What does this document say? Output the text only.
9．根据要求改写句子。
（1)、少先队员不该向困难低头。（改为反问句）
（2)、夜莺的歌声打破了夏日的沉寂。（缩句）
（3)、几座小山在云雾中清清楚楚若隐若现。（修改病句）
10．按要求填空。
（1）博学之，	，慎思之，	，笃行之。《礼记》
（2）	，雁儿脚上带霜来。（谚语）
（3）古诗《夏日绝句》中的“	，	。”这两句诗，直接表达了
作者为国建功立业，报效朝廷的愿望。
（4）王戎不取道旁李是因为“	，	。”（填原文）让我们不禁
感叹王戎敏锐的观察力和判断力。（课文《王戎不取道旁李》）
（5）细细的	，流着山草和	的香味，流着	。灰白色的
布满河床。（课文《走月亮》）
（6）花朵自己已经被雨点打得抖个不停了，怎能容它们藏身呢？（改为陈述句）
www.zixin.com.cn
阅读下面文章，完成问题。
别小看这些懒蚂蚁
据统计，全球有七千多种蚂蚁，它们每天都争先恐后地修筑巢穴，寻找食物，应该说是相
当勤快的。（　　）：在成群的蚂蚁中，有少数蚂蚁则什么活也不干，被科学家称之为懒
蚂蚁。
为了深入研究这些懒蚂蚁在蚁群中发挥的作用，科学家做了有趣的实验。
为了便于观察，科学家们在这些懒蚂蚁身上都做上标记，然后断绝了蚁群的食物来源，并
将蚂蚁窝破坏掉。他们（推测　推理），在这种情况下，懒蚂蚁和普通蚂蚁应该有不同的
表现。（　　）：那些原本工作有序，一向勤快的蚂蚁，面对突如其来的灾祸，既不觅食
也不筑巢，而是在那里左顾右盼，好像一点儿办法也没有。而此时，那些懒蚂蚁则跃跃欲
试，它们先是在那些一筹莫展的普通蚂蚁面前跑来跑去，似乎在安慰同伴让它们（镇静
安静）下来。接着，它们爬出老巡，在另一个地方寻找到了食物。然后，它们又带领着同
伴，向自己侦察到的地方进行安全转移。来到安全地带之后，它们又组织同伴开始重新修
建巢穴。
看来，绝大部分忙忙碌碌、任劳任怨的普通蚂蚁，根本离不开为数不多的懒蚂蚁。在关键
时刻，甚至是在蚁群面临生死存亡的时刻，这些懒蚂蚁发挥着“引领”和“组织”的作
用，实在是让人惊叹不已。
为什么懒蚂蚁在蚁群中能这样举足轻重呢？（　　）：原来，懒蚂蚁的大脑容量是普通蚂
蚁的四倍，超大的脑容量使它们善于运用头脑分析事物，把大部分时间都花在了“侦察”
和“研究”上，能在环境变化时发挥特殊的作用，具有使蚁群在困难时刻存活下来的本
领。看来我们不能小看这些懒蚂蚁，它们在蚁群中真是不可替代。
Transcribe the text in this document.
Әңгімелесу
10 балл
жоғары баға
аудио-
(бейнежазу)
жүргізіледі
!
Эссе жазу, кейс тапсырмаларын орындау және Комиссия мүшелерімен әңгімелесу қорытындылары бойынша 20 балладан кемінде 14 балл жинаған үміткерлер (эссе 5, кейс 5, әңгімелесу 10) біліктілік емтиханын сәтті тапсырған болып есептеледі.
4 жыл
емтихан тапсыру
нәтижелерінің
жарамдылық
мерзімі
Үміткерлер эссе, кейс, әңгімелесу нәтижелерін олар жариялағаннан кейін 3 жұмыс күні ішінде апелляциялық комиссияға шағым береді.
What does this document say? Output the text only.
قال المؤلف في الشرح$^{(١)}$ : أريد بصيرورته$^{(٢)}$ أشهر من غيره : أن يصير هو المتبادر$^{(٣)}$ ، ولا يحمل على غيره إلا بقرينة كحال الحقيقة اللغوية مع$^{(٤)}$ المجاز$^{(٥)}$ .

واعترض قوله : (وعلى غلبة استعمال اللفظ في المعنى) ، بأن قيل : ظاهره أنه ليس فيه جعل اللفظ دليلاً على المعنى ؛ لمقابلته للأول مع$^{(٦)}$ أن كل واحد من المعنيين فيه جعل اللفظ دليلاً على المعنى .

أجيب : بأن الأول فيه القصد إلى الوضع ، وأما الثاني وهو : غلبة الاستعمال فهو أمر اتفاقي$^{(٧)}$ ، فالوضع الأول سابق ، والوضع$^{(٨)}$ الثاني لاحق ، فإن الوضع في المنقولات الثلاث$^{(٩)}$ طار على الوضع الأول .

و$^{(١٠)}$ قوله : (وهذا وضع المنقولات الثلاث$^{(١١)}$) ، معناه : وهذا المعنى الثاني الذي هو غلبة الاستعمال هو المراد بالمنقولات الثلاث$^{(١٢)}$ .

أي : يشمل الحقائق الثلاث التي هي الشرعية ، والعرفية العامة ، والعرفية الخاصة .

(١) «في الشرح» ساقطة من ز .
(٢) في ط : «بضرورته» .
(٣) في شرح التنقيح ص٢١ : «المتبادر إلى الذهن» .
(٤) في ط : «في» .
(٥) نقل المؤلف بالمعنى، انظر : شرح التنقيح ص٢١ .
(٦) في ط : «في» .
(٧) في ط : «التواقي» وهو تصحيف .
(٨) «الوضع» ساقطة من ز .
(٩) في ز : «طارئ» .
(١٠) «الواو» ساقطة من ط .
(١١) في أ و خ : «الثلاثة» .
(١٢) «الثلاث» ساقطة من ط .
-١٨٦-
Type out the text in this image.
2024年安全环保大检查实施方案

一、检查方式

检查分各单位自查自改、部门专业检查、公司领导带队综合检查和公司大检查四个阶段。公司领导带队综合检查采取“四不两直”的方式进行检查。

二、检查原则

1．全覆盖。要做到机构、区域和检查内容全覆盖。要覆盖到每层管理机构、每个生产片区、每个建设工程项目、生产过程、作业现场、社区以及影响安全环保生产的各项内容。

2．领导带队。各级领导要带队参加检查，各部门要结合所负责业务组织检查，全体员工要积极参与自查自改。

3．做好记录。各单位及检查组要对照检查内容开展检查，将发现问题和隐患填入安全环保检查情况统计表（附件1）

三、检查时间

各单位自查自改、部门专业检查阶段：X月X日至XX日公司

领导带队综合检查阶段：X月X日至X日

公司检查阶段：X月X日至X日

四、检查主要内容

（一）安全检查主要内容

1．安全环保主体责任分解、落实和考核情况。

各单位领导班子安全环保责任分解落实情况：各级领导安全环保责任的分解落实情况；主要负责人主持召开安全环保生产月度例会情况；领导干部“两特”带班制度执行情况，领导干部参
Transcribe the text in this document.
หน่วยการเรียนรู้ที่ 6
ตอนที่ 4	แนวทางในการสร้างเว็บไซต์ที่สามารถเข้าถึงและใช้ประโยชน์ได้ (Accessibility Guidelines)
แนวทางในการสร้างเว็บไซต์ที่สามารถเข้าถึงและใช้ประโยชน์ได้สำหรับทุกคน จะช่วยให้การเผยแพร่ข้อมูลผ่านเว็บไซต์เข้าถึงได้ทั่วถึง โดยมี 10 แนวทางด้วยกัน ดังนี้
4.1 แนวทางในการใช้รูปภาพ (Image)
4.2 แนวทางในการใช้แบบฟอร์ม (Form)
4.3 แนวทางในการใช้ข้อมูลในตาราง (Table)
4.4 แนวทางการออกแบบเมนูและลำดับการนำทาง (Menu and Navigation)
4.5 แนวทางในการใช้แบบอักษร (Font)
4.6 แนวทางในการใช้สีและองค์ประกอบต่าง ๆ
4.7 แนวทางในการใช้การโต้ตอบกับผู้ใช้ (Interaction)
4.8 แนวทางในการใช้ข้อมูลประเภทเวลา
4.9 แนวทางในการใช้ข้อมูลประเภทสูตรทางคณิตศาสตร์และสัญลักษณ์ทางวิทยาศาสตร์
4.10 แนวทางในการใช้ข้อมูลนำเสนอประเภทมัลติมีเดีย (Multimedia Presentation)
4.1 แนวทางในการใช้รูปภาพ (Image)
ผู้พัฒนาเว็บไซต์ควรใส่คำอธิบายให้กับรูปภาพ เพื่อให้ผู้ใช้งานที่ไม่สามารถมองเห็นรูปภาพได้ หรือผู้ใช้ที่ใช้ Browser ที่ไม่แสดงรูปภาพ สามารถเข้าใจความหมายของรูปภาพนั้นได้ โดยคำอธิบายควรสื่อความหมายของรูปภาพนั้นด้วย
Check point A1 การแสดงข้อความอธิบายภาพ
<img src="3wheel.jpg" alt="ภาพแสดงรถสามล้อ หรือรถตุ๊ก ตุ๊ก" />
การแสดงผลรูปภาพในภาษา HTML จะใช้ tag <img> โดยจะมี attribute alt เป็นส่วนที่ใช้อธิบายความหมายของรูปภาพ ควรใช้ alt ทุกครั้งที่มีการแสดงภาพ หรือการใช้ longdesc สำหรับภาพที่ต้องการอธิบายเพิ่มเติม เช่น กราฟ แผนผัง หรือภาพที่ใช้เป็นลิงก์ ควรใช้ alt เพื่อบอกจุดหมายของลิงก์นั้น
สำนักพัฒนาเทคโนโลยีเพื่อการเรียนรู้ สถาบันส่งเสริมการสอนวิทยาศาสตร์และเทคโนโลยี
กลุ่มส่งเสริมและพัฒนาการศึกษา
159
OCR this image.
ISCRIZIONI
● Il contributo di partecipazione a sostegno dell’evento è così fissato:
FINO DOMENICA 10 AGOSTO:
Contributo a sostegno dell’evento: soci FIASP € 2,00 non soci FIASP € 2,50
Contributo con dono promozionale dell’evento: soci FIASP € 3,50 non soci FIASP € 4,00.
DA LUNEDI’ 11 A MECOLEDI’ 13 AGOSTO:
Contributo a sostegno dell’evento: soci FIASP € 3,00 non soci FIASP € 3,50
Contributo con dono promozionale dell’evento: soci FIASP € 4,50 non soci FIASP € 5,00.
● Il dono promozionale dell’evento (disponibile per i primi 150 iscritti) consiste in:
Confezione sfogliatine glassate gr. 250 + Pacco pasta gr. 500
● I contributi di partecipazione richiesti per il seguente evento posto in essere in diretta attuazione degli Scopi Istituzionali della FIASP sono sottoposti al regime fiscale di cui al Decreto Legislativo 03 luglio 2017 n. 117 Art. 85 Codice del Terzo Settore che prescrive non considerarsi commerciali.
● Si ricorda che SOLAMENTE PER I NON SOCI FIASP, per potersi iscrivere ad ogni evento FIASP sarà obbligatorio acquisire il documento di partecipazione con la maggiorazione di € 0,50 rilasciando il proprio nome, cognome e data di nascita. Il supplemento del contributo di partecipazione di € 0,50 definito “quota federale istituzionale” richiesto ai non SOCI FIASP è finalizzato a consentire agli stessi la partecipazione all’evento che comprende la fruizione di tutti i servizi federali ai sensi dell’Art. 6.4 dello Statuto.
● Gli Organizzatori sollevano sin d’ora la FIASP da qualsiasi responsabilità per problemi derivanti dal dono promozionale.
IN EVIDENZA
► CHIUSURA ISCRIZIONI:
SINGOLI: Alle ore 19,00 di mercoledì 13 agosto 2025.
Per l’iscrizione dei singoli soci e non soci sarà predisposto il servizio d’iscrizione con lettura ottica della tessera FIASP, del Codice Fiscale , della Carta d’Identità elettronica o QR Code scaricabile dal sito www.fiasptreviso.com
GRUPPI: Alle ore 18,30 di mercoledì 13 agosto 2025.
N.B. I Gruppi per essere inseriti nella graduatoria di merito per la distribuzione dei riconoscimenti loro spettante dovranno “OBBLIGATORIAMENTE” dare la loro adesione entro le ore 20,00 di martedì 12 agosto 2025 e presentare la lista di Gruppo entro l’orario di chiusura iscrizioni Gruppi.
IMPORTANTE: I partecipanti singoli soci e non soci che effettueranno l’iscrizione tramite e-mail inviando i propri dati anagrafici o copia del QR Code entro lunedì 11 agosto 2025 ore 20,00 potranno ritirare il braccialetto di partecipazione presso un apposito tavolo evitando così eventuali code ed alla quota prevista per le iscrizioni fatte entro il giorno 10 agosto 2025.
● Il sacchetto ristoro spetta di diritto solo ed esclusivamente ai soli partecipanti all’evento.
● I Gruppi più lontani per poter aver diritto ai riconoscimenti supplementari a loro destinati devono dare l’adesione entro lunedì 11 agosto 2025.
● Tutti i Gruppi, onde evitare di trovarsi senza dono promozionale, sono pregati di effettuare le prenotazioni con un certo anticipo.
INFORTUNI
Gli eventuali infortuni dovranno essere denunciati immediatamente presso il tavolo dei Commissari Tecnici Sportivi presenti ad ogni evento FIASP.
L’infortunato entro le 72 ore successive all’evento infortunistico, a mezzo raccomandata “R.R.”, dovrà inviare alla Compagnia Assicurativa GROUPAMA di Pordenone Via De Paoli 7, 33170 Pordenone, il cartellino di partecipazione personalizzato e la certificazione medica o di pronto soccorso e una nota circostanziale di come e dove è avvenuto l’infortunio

● ● ● ●

• STATED GOAL
Of the lines in the entries, how many include the word "così"? State only the number.

• COMPLETE RESPONSE
2